→ **What you will do**: Omit all pictures and give the records below again exactly as written.

→ **Supplied records**:
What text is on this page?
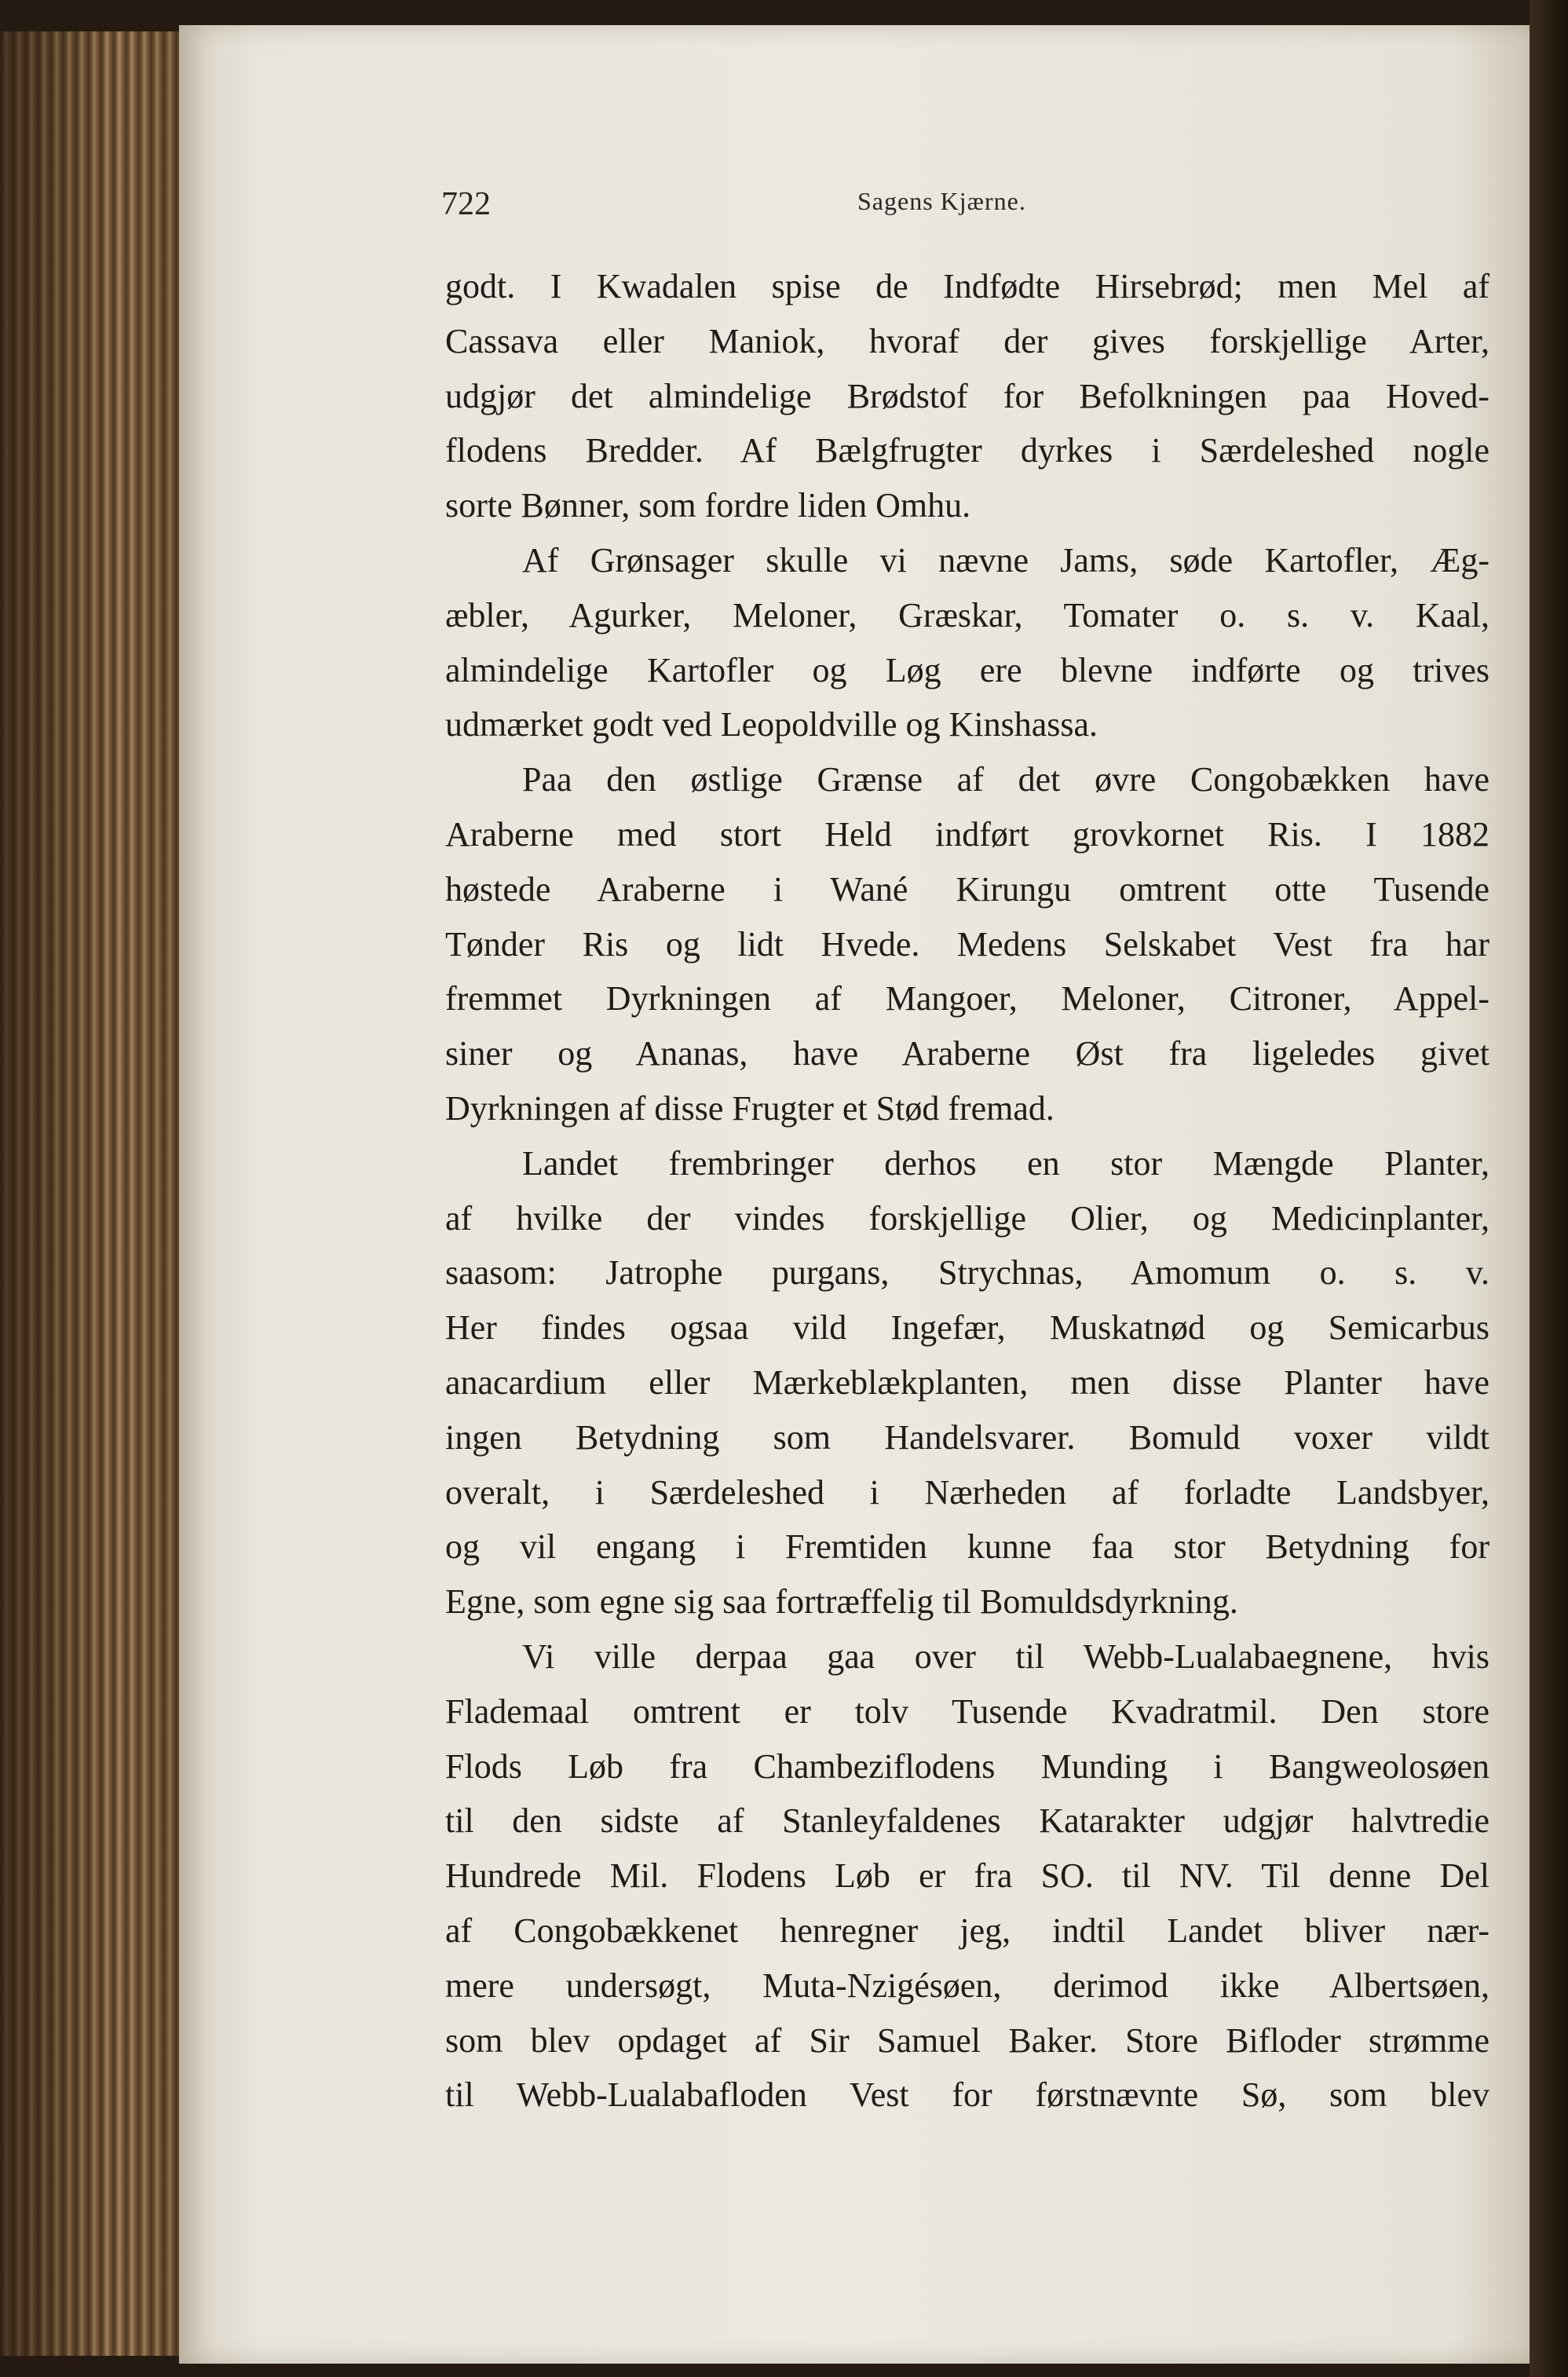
722	Sagens Kjærne.
godt. I Kwadalen spise de Indfødte Hirsebrød; men Mel af
Cassava eller Maniok, hvoraf der gives forskjellige Arter,
udgjør det almindelige Brødstof for Befolkningen paa Hoved-
flodens Bredder. Af Bælgfrugter dyrkes i Særdeleshed nogle
sorte Bønner, som fordre liden Omhu.
Af Grønsager skulle vi nævne Jams, søde Kartofler, Æg-
æbler, Agurker, Meloner, Græskar, Tomater o. s. v. Kaal,
almindelige Kartofler og Løg ere blevne indførte og trives
udmærket godt ved Leopoldville og Kinshassa.
Paa den østlige Grænse af det øvre Congobækken have
Araberne med stort Held indført grovkornet Ris. I 1882
høstede Araberne i Wané Kirungu omtrent otte Tusende
Tønder Ris og lidt Hvede. Medens Selskabet Vest fra har
fremmet Dyrkningen af Mangoer, Meloner, Citroner, Appel-
siner og Ananas, have Araberne Øst fra ligeledes givet
Dyrkningen af disse Frugter et Stød fremad.
Landet frembringer derhos en stor Mængde Planter,
af hvilke der vindes forskjellige Olier, og Medicinplanter,
saasom: Jatrophe purgans, Strychnas, Amomum o. s. v.
Her findes ogsaa vild Ingefær, Muskatnød og Semicarbus
anacardium eller Mærkeblækplanten, men disse Planter have
ingen Betydning som Handelsvarer. Bomuld voxer vildt
overalt, i Særdeleshed i Nærheden af forladte Landsbyer,
og vil engang i Fremtiden kunne faa stor Betydning for
Egne, som egne sig saa fortræffelig til Bomuldsdyrkning.
Vi ville derpaa gaa over til Webb-Lualabaegnene, hvis
Flademaal omtrent er tolv Tusende Kvadratmil. Den store
Flods Løb fra Chambeziflodens Munding i Bangweolosøen
til den sidste af Stanleyfaldenes Katarakter udgjør halvtredie
Hundrede Mil. Flodens Løb er fra SO. til NV. Til denne Del
af Congobækkenet henregner jeg, indtil Landet bliver nær-
mere undersøgt, Muta-Nzigésøen, derimod ikke Albertsøen,
som blev opdaget af Sir Samuel Baker. Store Bifloder strømme
til Webb-Lualabafloden Vest for førstnævnte Sø, som blev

→ **Answer to this problem**:
What text is on this page?
722	Sagens Kjærne.
godt. I Kwadalen spise de Indfødte Hirsebrød; men Mel af
Cassava eller Maniok, hvoraf der gives forskjellige Arter,
udgjør det almindelige Brødstof for Befolkningen paa Hoved-
flodens Bredder. Af Bælgfrugter dyrkes i Særdeleshed nogle
sorte Bønner, som fordre liden Omhu.
Af Grønsager skulle vi nævne Jams, søde Kartofler, Æg-
æbler, Agurker, Meloner, Græskar, Tomater o. s. v. Kaal,
almindelige Kartofler og Løg ere blevne indførte og trives
udmærket godt ved Leopoldville og Kinshassa.
Paa den østlige Grænse af det øvre Congobækken have
Araberne med stort Held indført grovkornet Ris. I 1882
høstede Araberne i Wané Kirungu omtrent otte Tusende
Tønder Ris og lidt Hvede. Medens Selskabet Vest fra har
fremmet Dyrkningen af Mangoer, Meloner, Citroner, Appel-
siner og Ananas, have Araberne Øst fra ligeledes givet
Dyrkningen af disse Frugter et Stød fremad.
Landet frembringer derhos en stor Mængde Planter,
af hvilke der vindes forskjellige Olier, og Medicinplanter,
saasom: Jatrophe purgans, Strychnas, Amomum o. s. v.
Her findes ogsaa vild Ingefær, Muskatnød og Semicarbus
anacardium eller Mærkeblækplanten, men disse Planter have
ingen Betydning som Handelsvarer. Bomuld voxer vildt
overalt, i Særdeleshed i Nærheden af forladte Landsbyer,
og vil engang i Fremtiden kunne faa stor Betydning for
Egne, som egne sig saa fortræffelig til Bomuldsdyrkning.
Vi ville derpaa gaa over til Webb-Lualabaegnene, hvis
Flademaal omtrent er tolv Tusende Kvadratmil. Den store
Flods Løb fra Chambeziflodens Munding i Bangweolosøen
til den sidste af Stanleyfaldenes Katarakter udgjør halvtredie
Hundrede Mil. Flodens Løb er fra SO. til NV. Til denne Del
af Congobækkenet henregner jeg, indtil Landet bliver nær-
mere undersøgt, Muta-Nzigésøen, derimod ikke Albertsøen,
som blev opdaget af Sir Samuel Baker. Store Bifloder strømme
til Webb-Lualabafloden Vest for førstnævnte Sø, som blev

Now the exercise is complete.